* BEGIN INPUT RECORDS *

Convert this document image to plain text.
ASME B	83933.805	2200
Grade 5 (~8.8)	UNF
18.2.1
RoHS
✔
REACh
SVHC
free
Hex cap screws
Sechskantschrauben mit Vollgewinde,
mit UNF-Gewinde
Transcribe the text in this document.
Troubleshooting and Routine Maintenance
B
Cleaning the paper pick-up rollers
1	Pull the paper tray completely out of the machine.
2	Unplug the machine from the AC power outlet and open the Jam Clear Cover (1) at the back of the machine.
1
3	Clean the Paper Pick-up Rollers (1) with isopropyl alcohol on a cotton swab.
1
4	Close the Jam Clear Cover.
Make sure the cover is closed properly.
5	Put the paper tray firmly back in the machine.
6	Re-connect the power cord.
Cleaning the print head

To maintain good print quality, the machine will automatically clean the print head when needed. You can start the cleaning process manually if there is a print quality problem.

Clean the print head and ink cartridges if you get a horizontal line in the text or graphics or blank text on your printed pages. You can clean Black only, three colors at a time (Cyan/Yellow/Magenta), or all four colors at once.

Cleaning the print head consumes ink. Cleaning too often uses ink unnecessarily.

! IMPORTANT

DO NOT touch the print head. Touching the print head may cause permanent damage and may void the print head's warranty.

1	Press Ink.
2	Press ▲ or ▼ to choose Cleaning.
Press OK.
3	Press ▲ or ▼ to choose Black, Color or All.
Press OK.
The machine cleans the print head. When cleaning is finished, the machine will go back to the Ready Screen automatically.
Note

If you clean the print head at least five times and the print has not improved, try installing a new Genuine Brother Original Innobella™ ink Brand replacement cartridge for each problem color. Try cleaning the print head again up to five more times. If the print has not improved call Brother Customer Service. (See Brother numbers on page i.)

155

* END INPUT RECORDS *

Using the data above, return each line exactly as written.

Convert this document image to plain text.
ASME B	83933.805	2200
Grade 5 (~8.8)	UNF
18.2.1
RoHS
✔
REACh
SVHC
free
Hex cap screws
Sechskantschrauben mit Vollgewinde,
mit UNF-Gewinde
Transcribe the text in this document.
Troubleshooting and Routine Maintenance
B
Cleaning the paper pick-up rollers
1	Pull the paper tray completely out of the machine.
2	Unplug the machine from the AC power outlet and open the Jam Clear Cover (1) at the back of the machine.
1
3	Clean the Paper Pick-up Rollers (1) with isopropyl alcohol on a cotton swab.
1
4	Close the Jam Clear Cover.
Make sure the cover is closed properly.
5	Put the paper tray firmly back in the machine.
6	Re-connect the power cord.
Cleaning the print head

To maintain good print quality, the machine will automatically clean the print head when needed. You can start the cleaning process manually if there is a print quality problem.

Clean the print head and ink cartridges if you get a horizontal line in the text or graphics or blank text on your printed pages. You can clean Black only, three colors at a time (Cyan/Yellow/Magenta), or all four colors at once.

Cleaning the print head consumes ink. Cleaning too often uses ink unnecessarily.

! IMPORTANT

DO NOT touch the print head. Touching the print head may cause permanent damage and may void the print head's warranty.

1	Press Ink.
2	Press ▲ or ▼ to choose Cleaning.
Press OK.
3	Press ▲ or ▼ to choose Black, Color or All.
Press OK.
The machine cleans the print head. When cleaning is finished, the machine will go back to the Ready Screen automatically.
Note

If you clean the print head at least five times and the print has not improved, try installing a new Genuine Brother Original Innobella™ ink Brand replacement cartridge for each problem color. Try cleaning the print head again up to five more times. If the print has not improved call Brother Customer Service. (See Brother numbers on page i.)

155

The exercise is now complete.